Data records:
·····

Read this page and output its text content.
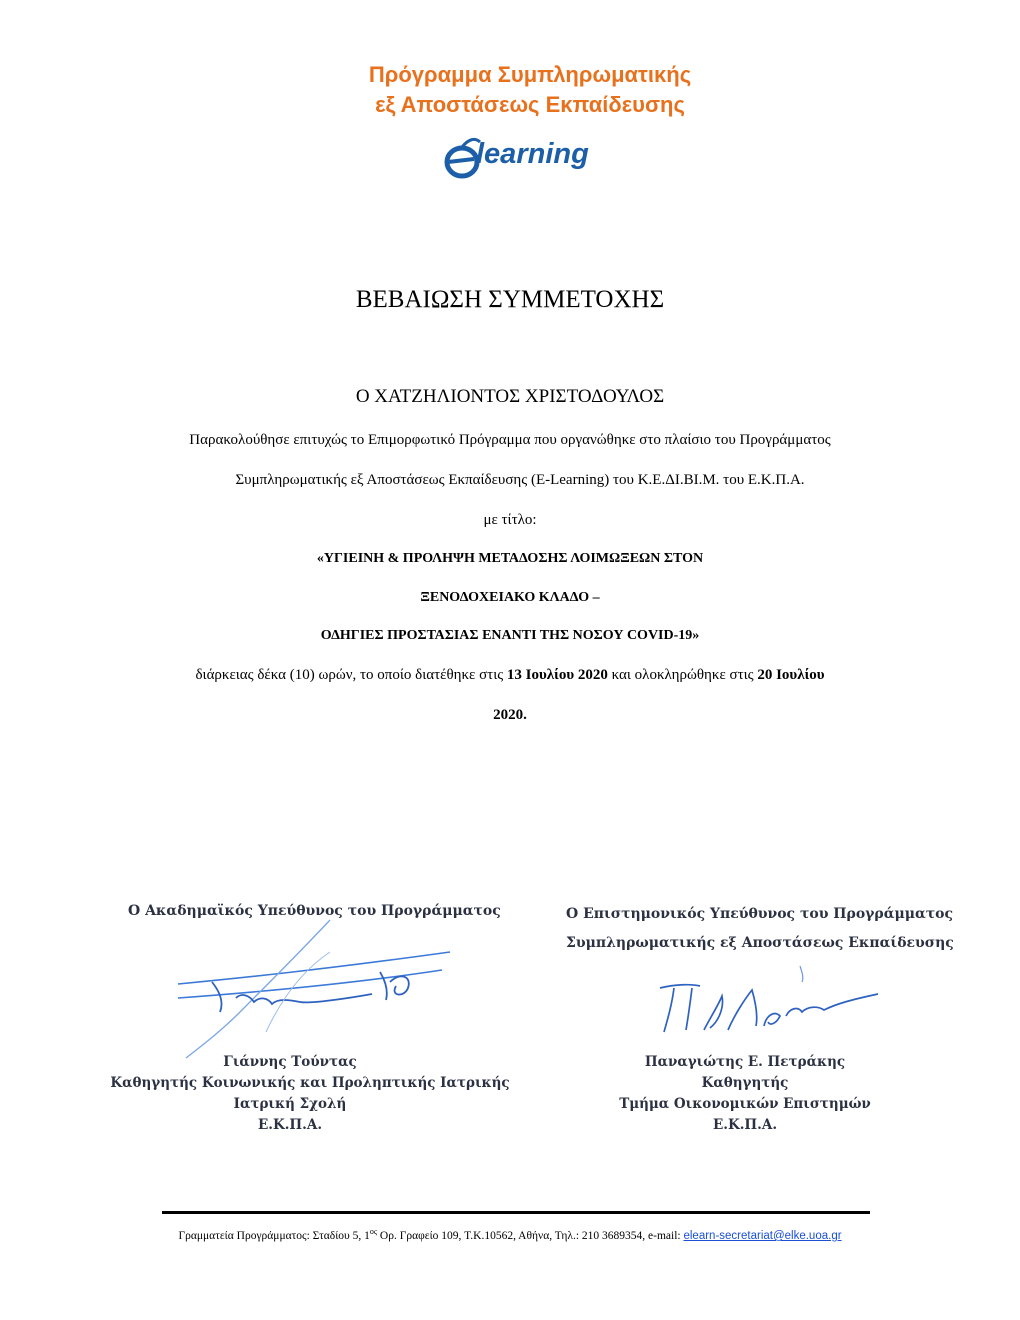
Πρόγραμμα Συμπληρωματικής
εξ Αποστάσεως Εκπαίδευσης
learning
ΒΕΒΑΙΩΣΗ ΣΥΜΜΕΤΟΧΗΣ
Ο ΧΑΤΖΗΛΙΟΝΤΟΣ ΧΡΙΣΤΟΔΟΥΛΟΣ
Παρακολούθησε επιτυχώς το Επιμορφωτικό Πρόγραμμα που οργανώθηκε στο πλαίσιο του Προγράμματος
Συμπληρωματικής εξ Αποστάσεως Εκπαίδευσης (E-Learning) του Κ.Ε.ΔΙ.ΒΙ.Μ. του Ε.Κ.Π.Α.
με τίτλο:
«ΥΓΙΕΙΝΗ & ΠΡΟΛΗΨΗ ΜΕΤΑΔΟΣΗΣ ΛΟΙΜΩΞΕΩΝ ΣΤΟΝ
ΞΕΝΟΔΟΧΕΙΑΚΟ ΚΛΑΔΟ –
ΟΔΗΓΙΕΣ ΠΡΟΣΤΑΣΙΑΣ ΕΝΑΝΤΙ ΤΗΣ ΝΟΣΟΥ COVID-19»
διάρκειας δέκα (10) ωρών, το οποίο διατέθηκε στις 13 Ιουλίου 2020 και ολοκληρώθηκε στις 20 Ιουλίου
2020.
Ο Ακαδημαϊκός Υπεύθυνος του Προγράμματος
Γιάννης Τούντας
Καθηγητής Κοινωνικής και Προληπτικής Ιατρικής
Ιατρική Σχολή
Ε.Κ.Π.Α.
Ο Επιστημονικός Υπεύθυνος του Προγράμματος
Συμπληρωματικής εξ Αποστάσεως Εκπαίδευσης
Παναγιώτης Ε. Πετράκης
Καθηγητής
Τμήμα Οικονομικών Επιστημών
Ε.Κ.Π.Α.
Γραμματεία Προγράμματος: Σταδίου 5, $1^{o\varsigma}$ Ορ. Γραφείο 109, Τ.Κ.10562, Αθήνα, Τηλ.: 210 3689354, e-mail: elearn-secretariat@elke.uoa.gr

·····

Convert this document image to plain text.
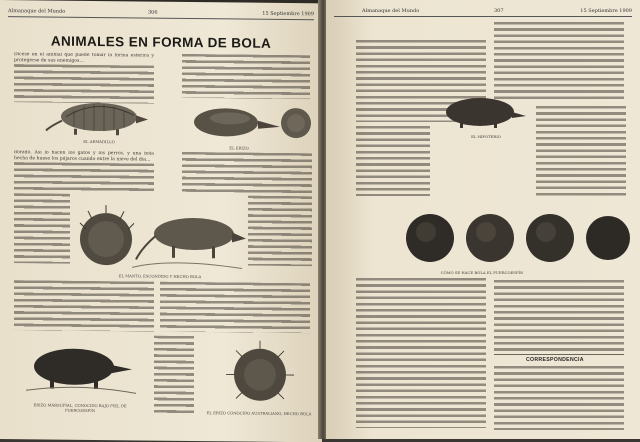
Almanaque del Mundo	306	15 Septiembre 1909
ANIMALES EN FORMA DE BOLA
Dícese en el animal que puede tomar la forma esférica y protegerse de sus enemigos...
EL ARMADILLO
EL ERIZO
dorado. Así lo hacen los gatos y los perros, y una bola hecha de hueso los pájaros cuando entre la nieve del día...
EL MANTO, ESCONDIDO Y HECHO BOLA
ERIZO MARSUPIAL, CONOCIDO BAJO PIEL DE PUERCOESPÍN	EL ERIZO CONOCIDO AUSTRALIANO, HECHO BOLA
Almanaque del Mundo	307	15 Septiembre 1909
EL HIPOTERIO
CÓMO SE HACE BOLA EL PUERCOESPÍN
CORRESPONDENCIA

·····

Pick out, from the lines above, every one that contains the string "Πρόγραμμα".

Πρόγραμμα Συμπληρωματικής
Παρακολούθησε επιτυχώς το Επιμορφωτικό Πρόγραμμα που οργανώθηκε στο πλαίσιο του Προγράμματος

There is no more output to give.